Work to be completed: Please work out how many lines in the material contain "chevilles" and give only that figure.

Raw records:
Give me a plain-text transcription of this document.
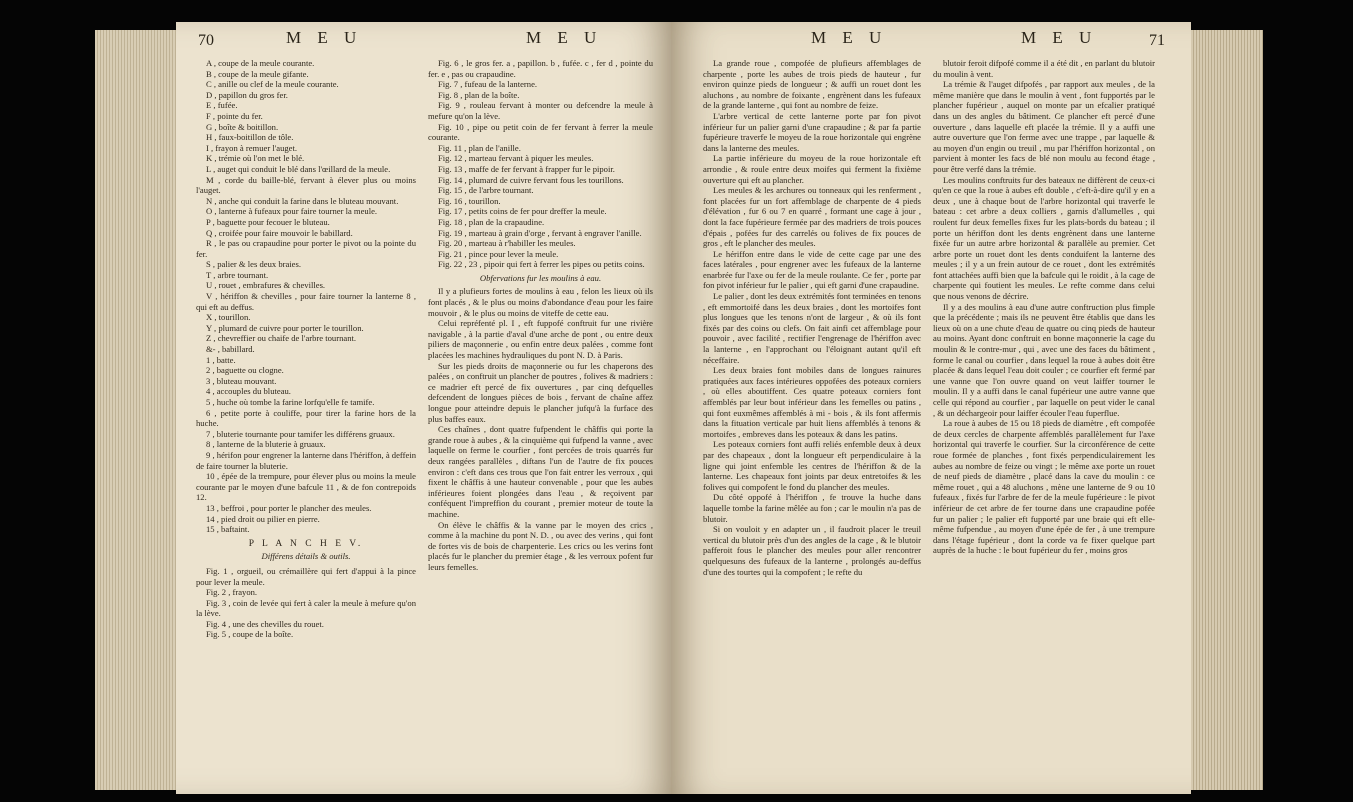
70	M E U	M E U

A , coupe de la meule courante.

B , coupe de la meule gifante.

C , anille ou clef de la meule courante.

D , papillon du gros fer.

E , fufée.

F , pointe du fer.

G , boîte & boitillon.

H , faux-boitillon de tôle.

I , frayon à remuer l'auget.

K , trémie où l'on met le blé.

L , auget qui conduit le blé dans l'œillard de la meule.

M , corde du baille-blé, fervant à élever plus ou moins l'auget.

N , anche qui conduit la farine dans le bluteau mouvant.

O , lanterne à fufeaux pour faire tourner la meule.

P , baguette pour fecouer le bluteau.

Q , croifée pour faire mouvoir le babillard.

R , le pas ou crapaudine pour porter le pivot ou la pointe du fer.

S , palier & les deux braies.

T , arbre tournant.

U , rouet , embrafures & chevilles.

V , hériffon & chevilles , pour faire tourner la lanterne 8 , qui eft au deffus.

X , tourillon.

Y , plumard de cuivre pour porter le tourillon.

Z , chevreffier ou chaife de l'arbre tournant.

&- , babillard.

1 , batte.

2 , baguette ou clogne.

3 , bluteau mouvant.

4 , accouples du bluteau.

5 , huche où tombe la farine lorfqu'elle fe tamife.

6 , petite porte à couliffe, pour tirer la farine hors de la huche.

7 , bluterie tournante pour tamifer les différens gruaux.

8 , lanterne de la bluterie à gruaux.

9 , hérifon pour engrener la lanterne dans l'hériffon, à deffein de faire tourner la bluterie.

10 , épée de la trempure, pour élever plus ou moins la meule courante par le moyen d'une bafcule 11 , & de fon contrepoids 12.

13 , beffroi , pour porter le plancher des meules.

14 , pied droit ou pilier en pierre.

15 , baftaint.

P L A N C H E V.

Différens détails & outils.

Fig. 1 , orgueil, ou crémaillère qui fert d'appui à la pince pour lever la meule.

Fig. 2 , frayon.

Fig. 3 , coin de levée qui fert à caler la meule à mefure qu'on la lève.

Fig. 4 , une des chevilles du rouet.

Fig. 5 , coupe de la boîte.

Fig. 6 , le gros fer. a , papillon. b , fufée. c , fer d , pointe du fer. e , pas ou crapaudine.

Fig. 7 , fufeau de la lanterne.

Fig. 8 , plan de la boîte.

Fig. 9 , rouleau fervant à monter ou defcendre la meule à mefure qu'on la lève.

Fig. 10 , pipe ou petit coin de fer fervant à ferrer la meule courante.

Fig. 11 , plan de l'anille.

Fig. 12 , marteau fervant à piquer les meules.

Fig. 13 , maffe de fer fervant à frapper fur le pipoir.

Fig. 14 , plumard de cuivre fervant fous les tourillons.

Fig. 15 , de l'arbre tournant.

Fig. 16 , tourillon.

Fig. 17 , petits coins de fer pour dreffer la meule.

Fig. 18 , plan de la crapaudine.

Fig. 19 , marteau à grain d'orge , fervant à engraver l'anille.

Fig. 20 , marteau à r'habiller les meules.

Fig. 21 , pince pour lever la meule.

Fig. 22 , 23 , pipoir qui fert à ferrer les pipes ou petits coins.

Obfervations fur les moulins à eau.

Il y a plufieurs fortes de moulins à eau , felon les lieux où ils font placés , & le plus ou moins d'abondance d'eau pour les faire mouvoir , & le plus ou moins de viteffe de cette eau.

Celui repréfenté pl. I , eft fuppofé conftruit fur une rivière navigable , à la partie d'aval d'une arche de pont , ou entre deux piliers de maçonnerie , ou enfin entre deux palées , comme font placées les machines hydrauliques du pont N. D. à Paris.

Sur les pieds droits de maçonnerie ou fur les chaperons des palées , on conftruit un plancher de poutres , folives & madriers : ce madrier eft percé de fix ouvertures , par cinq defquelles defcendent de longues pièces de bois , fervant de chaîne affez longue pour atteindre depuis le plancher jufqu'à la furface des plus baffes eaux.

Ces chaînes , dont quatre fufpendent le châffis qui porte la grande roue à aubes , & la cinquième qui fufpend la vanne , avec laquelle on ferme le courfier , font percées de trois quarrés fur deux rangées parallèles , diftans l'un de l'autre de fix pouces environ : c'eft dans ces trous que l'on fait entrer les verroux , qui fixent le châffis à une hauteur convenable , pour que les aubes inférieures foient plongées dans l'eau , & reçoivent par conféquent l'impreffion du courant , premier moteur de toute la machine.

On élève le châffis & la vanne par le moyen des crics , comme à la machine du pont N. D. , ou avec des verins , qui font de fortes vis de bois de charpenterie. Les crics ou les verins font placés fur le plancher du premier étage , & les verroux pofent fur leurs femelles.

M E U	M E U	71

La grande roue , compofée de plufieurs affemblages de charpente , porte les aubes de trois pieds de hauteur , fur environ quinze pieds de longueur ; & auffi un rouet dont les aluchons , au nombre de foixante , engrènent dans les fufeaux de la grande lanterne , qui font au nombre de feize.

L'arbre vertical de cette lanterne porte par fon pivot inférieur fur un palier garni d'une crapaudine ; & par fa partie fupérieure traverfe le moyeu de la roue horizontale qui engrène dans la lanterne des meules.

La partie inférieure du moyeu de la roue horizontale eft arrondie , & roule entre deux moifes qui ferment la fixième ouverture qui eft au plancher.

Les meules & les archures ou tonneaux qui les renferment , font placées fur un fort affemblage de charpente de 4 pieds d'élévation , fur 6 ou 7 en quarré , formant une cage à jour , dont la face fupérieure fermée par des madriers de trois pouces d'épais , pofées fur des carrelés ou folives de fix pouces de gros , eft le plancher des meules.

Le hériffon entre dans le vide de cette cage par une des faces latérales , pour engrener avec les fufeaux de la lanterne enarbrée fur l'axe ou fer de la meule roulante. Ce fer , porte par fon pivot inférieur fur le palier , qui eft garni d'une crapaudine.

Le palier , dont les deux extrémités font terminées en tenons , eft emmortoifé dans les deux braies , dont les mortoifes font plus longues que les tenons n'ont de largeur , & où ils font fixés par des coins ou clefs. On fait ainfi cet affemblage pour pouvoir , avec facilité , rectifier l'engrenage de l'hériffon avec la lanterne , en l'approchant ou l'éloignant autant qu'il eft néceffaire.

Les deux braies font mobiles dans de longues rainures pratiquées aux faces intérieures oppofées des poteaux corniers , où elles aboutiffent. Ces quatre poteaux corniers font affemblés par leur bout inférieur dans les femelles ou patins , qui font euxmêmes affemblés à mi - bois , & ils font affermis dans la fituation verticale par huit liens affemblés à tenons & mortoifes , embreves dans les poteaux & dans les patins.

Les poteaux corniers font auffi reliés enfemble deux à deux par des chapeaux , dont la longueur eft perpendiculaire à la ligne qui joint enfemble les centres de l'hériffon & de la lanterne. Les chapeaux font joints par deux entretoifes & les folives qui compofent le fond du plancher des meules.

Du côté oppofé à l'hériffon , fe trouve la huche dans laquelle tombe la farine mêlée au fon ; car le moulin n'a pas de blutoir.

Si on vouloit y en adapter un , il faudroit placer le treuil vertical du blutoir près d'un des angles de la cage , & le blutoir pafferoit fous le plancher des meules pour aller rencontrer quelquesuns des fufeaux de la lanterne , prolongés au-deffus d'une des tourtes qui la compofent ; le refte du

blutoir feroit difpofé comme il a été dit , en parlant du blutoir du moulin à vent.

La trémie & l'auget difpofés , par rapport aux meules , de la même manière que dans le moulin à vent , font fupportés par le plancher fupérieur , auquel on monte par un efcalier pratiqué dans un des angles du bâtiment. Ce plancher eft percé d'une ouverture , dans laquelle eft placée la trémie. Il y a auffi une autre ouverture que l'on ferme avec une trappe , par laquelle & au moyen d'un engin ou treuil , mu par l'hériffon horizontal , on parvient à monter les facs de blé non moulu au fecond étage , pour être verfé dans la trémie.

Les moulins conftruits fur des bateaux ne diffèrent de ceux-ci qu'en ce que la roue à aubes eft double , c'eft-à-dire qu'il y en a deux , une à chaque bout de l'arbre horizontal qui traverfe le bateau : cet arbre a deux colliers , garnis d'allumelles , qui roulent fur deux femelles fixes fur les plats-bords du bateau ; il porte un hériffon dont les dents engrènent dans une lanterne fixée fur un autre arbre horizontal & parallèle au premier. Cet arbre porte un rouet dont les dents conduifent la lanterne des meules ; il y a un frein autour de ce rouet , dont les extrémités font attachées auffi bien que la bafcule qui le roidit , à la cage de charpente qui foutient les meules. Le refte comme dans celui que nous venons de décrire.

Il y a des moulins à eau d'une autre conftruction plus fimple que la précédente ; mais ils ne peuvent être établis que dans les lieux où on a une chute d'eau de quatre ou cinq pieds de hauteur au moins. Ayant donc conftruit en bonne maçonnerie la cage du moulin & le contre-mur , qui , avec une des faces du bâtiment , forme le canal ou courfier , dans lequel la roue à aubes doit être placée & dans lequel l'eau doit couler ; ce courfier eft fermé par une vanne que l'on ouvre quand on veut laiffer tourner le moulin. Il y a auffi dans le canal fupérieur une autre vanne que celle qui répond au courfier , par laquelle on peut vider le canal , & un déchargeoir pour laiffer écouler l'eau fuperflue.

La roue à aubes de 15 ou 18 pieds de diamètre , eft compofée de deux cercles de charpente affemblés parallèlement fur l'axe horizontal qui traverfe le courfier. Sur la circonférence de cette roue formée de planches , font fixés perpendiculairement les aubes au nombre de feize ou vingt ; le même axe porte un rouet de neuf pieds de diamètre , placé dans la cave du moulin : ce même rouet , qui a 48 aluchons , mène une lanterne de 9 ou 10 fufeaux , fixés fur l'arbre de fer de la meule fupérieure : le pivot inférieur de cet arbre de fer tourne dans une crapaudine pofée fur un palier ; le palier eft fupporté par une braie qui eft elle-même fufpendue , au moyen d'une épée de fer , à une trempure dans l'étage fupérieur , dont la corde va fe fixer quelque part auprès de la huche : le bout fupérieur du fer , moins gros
==
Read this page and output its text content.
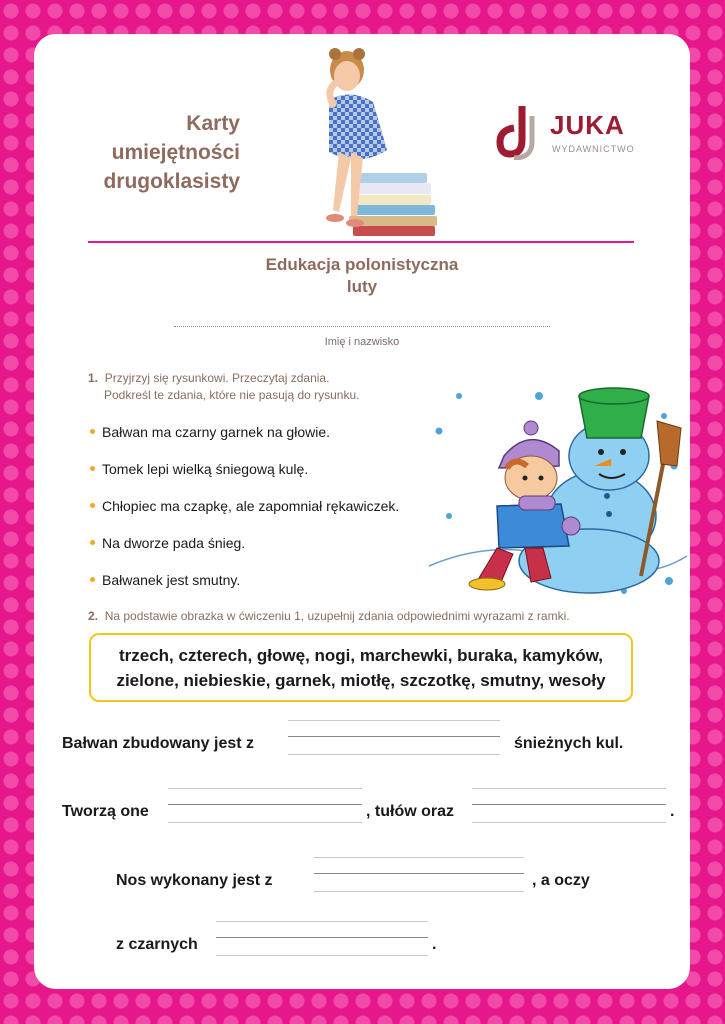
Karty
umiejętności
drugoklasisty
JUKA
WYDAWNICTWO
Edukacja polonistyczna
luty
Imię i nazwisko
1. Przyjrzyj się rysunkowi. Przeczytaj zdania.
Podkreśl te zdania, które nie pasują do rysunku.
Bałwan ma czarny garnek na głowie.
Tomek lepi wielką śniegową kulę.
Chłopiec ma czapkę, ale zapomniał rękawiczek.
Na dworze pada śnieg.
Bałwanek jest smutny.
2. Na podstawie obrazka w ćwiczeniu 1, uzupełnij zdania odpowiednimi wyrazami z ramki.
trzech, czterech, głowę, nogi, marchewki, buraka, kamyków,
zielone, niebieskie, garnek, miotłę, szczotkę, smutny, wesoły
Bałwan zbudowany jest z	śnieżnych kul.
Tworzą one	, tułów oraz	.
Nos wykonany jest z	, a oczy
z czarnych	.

Solution to this task: 3